--- begin EXERCISE INPUT ---

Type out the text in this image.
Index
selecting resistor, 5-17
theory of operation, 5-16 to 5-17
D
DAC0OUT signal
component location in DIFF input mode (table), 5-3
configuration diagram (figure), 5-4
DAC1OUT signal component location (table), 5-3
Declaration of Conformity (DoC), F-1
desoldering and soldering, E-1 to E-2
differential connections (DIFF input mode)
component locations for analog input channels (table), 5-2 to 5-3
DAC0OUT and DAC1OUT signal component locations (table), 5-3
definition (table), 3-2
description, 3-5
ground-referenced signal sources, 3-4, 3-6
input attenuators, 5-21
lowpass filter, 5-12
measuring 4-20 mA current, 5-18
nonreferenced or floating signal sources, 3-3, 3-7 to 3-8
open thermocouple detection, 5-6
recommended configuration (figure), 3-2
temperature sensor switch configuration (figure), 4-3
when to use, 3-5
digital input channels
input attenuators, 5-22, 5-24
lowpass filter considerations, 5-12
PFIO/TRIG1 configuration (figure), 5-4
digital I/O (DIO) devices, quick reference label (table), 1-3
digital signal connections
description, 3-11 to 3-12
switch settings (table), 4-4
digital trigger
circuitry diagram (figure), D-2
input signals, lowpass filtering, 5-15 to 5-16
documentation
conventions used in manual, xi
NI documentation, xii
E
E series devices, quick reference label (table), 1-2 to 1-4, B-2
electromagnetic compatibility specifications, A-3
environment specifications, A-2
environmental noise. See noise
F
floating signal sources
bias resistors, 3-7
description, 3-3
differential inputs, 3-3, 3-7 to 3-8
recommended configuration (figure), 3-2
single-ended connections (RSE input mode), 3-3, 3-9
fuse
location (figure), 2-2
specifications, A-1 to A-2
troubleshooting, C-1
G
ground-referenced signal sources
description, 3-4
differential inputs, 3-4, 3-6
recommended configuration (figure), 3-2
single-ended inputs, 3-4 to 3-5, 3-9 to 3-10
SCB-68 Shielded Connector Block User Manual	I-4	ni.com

--- end EXERCISE INPUT ---

Go through the listing and print each line exactly as it appears.

▸ **RESULT OF THE EXERCISE**:
Type out the text in this image.
Index
selecting resistor, 5-17
theory of operation, 5-16 to 5-17
D
DAC0OUT signal
component location in DIFF input mode (table), 5-3
configuration diagram (figure), 5-4
DAC1OUT signal component location (table), 5-3
Declaration of Conformity (DoC), F-1
desoldering and soldering, E-1 to E-2
differential connections (DIFF input mode)
component locations for analog input channels (table), 5-2 to 5-3
DAC0OUT and DAC1OUT signal component locations (table), 5-3
definition (table), 3-2
description, 3-5
ground-referenced signal sources, 3-4, 3-6
input attenuators, 5-21
lowpass filter, 5-12
measuring 4-20 mA current, 5-18
nonreferenced or floating signal sources, 3-3, 3-7 to 3-8
open thermocouple detection, 5-6
recommended configuration (figure), 3-2
temperature sensor switch configuration (figure), 4-3
when to use, 3-5
digital input channels
input attenuators, 5-22, 5-24
lowpass filter considerations, 5-12
PFIO/TRIG1 configuration (figure), 5-4
digital I/O (DIO) devices, quick reference label (table), 1-3
digital signal connections
description, 3-11 to 3-12
switch settings (table), 4-4
digital trigger
circuitry diagram (figure), D-2
input signals, lowpass filtering, 5-15 to 5-16
documentation
conventions used in manual, xi
NI documentation, xii
E
E series devices, quick reference label (table), 1-2 to 1-4, B-2
electromagnetic compatibility specifications, A-3
environment specifications, A-2
environmental noise. See noise
F
floating signal sources
bias resistors, 3-7
description, 3-3
differential inputs, 3-3, 3-7 to 3-8
recommended configuration (figure), 3-2
single-ended connections (RSE input mode), 3-3, 3-9
fuse
location (figure), 2-2
specifications, A-1 to A-2
troubleshooting, C-1
G
ground-referenced signal sources
description, 3-4
differential inputs, 3-4, 3-6
recommended configuration (figure), 3-2
single-ended inputs, 3-4 to 3-5, 3-9 to 3-10
SCB-68 Shielded Connector Block User Manual	I-4	ni.com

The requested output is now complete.